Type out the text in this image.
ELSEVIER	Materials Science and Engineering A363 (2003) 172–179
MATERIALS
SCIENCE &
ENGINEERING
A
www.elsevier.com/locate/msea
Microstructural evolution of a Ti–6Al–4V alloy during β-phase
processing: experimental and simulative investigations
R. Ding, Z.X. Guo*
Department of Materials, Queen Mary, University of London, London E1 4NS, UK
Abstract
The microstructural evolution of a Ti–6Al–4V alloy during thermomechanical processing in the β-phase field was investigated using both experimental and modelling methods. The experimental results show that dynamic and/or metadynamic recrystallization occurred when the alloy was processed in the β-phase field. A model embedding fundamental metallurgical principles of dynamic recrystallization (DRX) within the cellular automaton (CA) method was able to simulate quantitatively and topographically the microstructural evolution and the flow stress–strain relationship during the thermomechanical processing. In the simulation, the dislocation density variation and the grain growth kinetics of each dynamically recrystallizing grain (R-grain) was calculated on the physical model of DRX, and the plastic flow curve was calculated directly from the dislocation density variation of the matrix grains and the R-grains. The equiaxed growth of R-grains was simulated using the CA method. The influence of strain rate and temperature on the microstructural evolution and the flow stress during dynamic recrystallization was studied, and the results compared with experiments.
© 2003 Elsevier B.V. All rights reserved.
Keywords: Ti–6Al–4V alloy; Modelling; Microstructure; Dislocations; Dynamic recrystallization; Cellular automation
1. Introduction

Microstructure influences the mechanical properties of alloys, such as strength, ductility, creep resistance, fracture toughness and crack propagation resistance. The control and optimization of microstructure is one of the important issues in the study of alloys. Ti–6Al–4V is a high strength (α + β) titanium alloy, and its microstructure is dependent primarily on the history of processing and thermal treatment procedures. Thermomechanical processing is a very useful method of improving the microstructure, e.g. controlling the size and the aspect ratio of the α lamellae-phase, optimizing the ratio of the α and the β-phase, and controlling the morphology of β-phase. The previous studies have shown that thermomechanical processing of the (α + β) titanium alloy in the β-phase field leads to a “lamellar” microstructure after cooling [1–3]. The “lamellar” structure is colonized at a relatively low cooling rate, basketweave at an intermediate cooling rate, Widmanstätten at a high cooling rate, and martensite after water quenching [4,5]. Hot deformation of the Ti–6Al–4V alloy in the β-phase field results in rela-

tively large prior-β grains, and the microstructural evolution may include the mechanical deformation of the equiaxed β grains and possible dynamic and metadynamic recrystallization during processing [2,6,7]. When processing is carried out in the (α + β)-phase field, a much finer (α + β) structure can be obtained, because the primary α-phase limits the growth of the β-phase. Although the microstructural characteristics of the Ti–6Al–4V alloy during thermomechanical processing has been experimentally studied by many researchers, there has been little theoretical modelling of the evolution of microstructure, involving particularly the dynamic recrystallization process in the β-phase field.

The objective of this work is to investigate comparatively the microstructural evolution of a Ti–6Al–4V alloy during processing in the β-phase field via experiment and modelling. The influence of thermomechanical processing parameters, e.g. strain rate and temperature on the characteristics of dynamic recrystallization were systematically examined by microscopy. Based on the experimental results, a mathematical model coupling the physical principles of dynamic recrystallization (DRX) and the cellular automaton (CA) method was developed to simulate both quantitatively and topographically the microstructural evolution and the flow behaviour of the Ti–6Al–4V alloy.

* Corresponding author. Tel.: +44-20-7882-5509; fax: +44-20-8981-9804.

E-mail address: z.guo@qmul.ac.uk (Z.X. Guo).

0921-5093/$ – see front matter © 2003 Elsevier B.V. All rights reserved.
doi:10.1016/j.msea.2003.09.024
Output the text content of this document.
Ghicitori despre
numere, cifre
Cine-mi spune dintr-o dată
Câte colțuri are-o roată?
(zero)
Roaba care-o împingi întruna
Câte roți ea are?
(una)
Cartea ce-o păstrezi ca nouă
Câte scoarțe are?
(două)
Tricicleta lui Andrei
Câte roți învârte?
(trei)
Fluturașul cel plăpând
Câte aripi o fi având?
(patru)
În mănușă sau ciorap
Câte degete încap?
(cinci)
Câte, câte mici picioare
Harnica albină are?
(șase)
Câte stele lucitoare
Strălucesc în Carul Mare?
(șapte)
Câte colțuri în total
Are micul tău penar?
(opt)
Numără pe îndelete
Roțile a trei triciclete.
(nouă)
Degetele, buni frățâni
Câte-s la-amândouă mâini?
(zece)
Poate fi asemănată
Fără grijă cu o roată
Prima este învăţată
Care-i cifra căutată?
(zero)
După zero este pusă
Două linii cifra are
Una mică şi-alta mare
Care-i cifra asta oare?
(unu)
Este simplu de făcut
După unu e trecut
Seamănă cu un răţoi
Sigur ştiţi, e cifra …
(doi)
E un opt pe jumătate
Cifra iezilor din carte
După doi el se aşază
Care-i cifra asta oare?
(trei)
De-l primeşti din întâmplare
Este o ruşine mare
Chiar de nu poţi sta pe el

---*---

Direction:
Copy out the full material exactly as it appears.

Output below:
Type out the text in this image.
ELSEVIER	Materials Science and Engineering A363 (2003) 172–179
MATERIALS
SCIENCE &
ENGINEERING
A
www.elsevier.com/locate/msea
Microstructural evolution of a Ti–6Al–4V alloy during β-phase
processing: experimental and simulative investigations
R. Ding, Z.X. Guo*
Department of Materials, Queen Mary, University of London, London E1 4NS, UK
Abstract
The microstructural evolution of a Ti–6Al–4V alloy during thermomechanical processing in the β-phase field was investigated using both experimental and modelling methods. The experimental results show that dynamic and/or metadynamic recrystallization occurred when the alloy was processed in the β-phase field. A model embedding fundamental metallurgical principles of dynamic recrystallization (DRX) within the cellular automaton (CA) method was able to simulate quantitatively and topographically the microstructural evolution and the flow stress–strain relationship during the thermomechanical processing. In the simulation, the dislocation density variation and the grain growth kinetics of each dynamically recrystallizing grain (R-grain) was calculated on the physical model of DRX, and the plastic flow curve was calculated directly from the dislocation density variation of the matrix grains and the R-grains. The equiaxed growth of R-grains was simulated using the CA method. The influence of strain rate and temperature on the microstructural evolution and the flow stress during dynamic recrystallization was studied, and the results compared with experiments.
© 2003 Elsevier B.V. All rights reserved.
Keywords: Ti–6Al–4V alloy; Modelling; Microstructure; Dislocations; Dynamic recrystallization; Cellular automation
1. Introduction

Microstructure influences the mechanical properties of alloys, such as strength, ductility, creep resistance, fracture toughness and crack propagation resistance. The control and optimization of microstructure is one of the important issues in the study of alloys. Ti–6Al–4V is a high strength (α + β) titanium alloy, and its microstructure is dependent primarily on the history of processing and thermal treatment procedures. Thermomechanical processing is a very useful method of improving the microstructure, e.g. controlling the size and the aspect ratio of the α lamellae-phase, optimizing the ratio of the α and the β-phase, and controlling the morphology of β-phase. The previous studies have shown that thermomechanical processing of the (α + β) titanium alloy in the β-phase field leads to a “lamellar” microstructure after cooling [1–3]. The “lamellar” structure is colonized at a relatively low cooling rate, basketweave at an intermediate cooling rate, Widmanstätten at a high cooling rate, and martensite after water quenching [4,5]. Hot deformation of the Ti–6Al–4V alloy in the β-phase field results in rela-

tively large prior-β grains, and the microstructural evolution may include the mechanical deformation of the equiaxed β grains and possible dynamic and metadynamic recrystallization during processing [2,6,7]. When processing is carried out in the (α + β)-phase field, a much finer (α + β) structure can be obtained, because the primary α-phase limits the growth of the β-phase. Although the microstructural characteristics of the Ti–6Al–4V alloy during thermomechanical processing has been experimentally studied by many researchers, there has been little theoretical modelling of the evolution of microstructure, involving particularly the dynamic recrystallization process in the β-phase field.

The objective of this work is to investigate comparatively the microstructural evolution of a Ti–6Al–4V alloy during processing in the β-phase field via experiment and modelling. The influence of thermomechanical processing parameters, e.g. strain rate and temperature on the characteristics of dynamic recrystallization were systematically examined by microscopy. Based on the experimental results, a mathematical model coupling the physical principles of dynamic recrystallization (DRX) and the cellular automaton (CA) method was developed to simulate both quantitatively and topographically the microstructural evolution and the flow behaviour of the Ti–6Al–4V alloy.

* Corresponding author. Tel.: +44-20-7882-5509; fax: +44-20-8981-9804.

E-mail address: z.guo@qmul.ac.uk (Z.X. Guo).

0921-5093/$ – see front matter © 2003 Elsevier B.V. All rights reserved.
doi:10.1016/j.msea.2003.09.024
Output the text content of this document.
Ghicitori despre
numere, cifre
Cine-mi spune dintr-o dată
Câte colțuri are-o roată?
(zero)
Roaba care-o împingi întruna
Câte roți ea are?
(una)
Cartea ce-o păstrezi ca nouă
Câte scoarțe are?
(două)
Tricicleta lui Andrei
Câte roți învârte?
(trei)
Fluturașul cel plăpând
Câte aripi o fi având?
(patru)
În mănușă sau ciorap
Câte degete încap?
(cinci)
Câte, câte mici picioare
Harnica albină are?
(șase)
Câte stele lucitoare
Strălucesc în Carul Mare?
(șapte)
Câte colțuri în total
Are micul tău penar?
(opt)
Numără pe îndelete
Roțile a trei triciclete.
(nouă)
Degetele, buni frățâni
Câte-s la-amândouă mâini?
(zece)
Poate fi asemănată
Fără grijă cu o roată
Prima este învăţată
Care-i cifra căutată?
(zero)
După zero este pusă
Două linii cifra are
Una mică şi-alta mare
Care-i cifra asta oare?
(unu)
Este simplu de făcut
După unu e trecut
Seamănă cu un răţoi
Sigur ştiţi, e cifra …
(doi)
E un opt pe jumătate
Cifra iezilor din carte
După doi el se aşază
Care-i cifra asta oare?
(trei)
De-l primeşti din întâmplare
Este o ruşine mare
Chiar de nu poţi sta pe el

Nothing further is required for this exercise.